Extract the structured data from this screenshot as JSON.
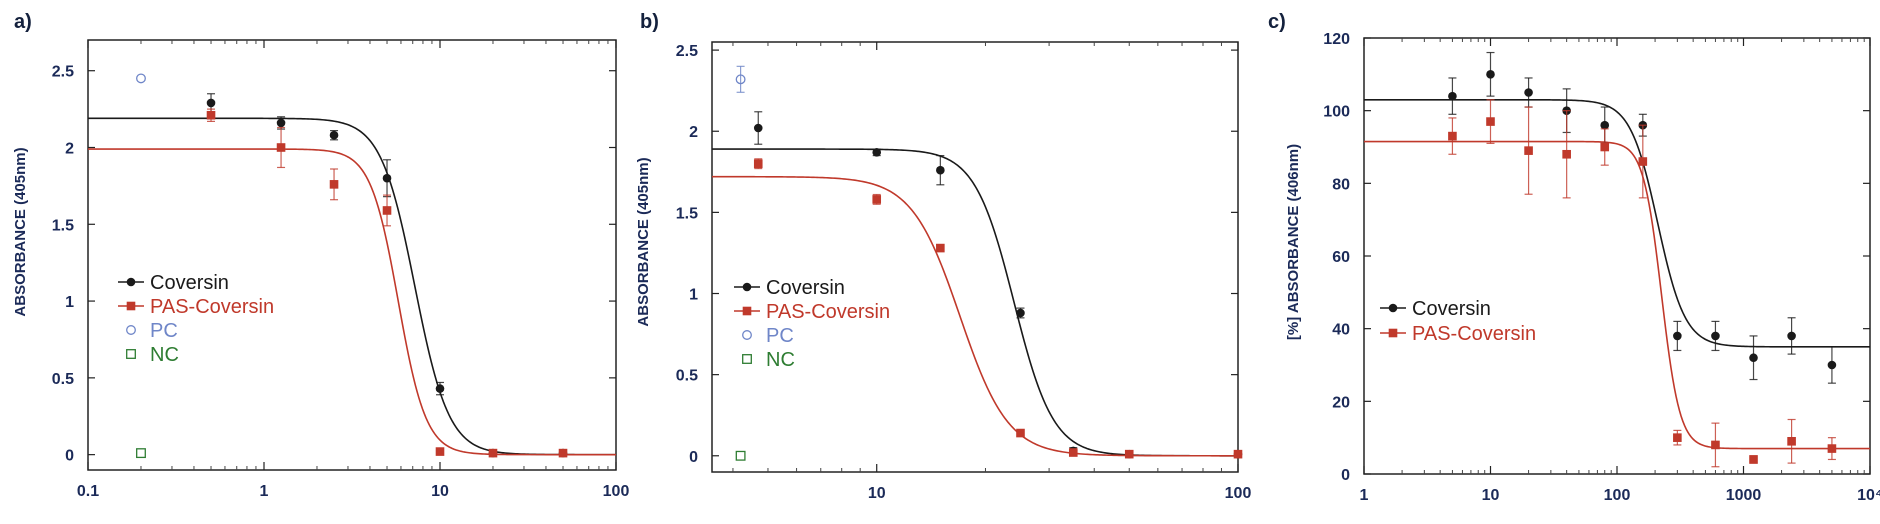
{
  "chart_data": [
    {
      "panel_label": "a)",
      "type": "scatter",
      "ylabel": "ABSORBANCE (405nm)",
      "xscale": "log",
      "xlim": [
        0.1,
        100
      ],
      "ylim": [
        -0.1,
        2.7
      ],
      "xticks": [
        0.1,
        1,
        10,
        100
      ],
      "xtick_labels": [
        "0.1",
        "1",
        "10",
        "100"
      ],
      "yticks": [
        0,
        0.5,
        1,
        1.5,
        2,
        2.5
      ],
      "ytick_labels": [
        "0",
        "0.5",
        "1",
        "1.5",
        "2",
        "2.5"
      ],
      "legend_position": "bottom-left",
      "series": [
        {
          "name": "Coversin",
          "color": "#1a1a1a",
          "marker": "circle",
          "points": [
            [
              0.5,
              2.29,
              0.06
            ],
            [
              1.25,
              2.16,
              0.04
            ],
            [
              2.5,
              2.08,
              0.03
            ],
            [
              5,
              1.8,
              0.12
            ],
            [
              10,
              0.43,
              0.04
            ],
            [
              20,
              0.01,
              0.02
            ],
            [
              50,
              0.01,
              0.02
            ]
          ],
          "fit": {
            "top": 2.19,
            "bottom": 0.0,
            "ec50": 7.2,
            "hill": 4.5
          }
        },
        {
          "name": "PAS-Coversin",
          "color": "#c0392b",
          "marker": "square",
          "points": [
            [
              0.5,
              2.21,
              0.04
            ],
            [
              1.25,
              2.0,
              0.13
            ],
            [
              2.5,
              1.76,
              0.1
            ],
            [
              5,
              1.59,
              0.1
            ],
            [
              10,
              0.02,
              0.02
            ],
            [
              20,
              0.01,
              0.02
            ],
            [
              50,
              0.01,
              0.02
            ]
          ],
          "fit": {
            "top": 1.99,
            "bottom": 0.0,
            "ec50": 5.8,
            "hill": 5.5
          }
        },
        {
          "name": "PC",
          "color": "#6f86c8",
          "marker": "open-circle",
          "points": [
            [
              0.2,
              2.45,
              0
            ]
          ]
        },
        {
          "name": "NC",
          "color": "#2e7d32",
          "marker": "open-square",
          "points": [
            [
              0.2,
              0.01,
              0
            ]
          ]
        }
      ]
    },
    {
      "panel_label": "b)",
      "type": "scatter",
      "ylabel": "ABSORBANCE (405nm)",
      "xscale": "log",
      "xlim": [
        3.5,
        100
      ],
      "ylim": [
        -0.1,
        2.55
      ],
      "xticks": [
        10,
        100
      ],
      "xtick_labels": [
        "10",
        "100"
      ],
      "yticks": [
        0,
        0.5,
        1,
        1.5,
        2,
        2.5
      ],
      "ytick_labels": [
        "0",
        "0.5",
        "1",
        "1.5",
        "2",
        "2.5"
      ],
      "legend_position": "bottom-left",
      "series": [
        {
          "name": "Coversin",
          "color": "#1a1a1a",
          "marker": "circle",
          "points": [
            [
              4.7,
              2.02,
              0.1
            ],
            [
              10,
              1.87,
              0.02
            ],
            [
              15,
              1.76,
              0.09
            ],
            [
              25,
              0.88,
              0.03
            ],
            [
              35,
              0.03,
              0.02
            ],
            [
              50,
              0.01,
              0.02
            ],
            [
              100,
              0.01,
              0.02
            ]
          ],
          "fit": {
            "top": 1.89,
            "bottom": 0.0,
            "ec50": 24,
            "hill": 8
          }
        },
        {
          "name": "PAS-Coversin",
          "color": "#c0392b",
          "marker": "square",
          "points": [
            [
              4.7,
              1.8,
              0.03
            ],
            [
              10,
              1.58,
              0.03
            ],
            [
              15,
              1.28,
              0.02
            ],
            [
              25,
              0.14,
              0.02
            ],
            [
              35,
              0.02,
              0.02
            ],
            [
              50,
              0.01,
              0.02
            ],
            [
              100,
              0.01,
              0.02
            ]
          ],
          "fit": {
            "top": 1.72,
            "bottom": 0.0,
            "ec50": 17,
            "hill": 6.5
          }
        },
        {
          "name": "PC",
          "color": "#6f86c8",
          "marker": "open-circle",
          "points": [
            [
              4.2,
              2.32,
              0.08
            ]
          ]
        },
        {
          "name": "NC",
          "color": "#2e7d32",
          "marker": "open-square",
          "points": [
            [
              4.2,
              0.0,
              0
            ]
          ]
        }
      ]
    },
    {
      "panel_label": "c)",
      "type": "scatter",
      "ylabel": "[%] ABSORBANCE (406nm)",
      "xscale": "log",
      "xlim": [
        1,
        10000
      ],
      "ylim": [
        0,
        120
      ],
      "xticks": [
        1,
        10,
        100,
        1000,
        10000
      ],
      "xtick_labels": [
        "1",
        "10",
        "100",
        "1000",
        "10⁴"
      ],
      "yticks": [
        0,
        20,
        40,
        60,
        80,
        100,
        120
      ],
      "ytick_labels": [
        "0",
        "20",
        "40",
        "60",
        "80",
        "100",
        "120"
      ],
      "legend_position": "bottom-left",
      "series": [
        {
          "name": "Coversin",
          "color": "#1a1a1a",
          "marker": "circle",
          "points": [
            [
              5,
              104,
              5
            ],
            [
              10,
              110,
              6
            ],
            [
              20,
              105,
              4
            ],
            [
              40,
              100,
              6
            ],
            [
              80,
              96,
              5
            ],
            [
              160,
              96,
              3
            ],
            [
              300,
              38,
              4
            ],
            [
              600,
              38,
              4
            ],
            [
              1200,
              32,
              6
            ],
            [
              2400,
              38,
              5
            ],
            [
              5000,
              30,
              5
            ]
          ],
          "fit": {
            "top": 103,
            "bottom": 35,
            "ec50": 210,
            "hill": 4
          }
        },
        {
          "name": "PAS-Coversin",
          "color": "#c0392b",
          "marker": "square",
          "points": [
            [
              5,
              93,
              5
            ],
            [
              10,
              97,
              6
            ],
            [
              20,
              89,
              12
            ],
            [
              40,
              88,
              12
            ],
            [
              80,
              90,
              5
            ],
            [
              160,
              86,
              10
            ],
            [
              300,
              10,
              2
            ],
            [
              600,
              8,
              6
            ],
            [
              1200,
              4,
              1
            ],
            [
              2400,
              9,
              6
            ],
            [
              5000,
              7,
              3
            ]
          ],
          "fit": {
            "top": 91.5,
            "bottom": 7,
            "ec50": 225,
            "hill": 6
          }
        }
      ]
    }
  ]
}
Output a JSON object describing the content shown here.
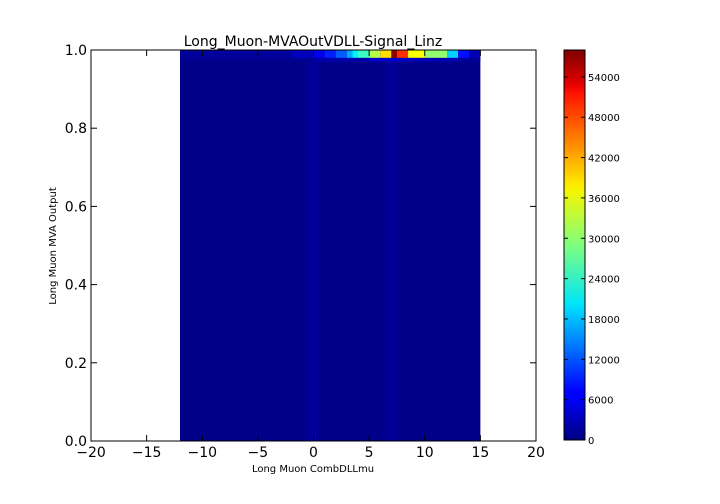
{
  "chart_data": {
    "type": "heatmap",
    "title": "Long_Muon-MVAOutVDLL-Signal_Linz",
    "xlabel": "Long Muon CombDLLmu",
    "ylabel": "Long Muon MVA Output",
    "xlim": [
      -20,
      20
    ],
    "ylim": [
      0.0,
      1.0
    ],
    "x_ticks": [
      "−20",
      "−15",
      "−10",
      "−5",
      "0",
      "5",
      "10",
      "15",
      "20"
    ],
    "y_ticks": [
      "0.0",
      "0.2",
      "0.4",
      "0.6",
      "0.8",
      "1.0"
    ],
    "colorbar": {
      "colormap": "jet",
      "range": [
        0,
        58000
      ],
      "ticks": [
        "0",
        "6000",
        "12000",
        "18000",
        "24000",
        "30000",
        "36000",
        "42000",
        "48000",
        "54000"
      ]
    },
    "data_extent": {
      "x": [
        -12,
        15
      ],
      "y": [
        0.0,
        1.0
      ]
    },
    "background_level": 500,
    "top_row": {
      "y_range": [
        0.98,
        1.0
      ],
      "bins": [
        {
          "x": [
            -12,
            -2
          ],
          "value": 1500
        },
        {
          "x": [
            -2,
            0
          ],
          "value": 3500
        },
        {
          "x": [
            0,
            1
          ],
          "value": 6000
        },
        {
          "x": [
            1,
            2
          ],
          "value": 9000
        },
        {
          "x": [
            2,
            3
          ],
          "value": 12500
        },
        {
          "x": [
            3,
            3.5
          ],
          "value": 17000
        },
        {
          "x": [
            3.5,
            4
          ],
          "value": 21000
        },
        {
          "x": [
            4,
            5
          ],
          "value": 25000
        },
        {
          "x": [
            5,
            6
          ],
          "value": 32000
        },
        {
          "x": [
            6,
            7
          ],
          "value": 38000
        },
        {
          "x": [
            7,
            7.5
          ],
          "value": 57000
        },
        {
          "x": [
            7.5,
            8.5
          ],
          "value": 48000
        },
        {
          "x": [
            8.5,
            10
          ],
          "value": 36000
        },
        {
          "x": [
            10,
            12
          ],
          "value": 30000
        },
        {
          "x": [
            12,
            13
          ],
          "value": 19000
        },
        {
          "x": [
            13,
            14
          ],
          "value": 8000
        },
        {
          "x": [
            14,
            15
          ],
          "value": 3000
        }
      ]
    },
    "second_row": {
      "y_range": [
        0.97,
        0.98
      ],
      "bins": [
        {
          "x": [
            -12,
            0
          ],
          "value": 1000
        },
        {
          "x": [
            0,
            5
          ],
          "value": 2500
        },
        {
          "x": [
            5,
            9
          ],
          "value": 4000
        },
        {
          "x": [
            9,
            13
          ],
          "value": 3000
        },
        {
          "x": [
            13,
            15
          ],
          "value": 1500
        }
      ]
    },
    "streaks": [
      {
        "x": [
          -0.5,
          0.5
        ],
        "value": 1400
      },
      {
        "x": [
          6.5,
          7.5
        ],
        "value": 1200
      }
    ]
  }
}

- - - - - - -

**Stated task:** Pick out every line with the string "ylabel" and copy it.

**Exercise result:**
      "ylabel": "ABSORBANCE (405nm)",
      "ylabel": "ABSORBANCE (405nm)",
      "ylabel": "[%] ABSORBANCE (406nm)",
    "ylabel": "Long Muon MVA Output",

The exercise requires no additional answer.